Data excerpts
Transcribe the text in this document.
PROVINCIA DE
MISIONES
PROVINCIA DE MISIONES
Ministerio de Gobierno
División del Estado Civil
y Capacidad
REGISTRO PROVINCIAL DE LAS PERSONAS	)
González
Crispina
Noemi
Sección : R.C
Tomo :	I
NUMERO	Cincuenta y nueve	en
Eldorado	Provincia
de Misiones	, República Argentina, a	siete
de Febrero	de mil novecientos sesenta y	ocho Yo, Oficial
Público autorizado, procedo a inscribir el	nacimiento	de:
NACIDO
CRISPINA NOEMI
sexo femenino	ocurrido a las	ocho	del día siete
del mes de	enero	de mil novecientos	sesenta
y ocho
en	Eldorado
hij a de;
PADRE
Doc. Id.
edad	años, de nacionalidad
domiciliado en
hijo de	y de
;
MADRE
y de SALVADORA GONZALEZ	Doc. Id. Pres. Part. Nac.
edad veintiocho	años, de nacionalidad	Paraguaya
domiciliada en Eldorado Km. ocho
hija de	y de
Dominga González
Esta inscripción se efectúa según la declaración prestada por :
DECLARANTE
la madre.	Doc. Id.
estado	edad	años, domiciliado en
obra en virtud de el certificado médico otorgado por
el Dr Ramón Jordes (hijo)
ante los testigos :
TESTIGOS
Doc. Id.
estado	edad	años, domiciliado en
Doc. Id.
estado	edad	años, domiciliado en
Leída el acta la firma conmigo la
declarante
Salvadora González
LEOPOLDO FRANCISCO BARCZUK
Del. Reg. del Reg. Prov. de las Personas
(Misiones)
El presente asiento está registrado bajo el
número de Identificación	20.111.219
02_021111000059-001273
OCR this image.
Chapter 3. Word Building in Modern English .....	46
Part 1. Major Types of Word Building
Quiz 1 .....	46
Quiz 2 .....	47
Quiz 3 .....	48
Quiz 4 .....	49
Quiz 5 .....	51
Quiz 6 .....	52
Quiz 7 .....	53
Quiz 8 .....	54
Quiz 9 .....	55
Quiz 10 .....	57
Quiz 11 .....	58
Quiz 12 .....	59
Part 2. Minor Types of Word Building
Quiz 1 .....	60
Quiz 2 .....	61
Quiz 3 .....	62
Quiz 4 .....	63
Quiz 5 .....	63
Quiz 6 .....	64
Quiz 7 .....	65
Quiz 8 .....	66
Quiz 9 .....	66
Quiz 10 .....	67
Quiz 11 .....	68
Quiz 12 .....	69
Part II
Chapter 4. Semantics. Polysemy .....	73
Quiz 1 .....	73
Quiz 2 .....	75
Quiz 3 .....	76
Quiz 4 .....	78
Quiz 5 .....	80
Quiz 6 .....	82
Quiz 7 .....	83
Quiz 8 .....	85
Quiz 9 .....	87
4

Written exercise
Return every line in the listing that contains the word "this".

Task response
Transcribe the text in this document.
OCR this image.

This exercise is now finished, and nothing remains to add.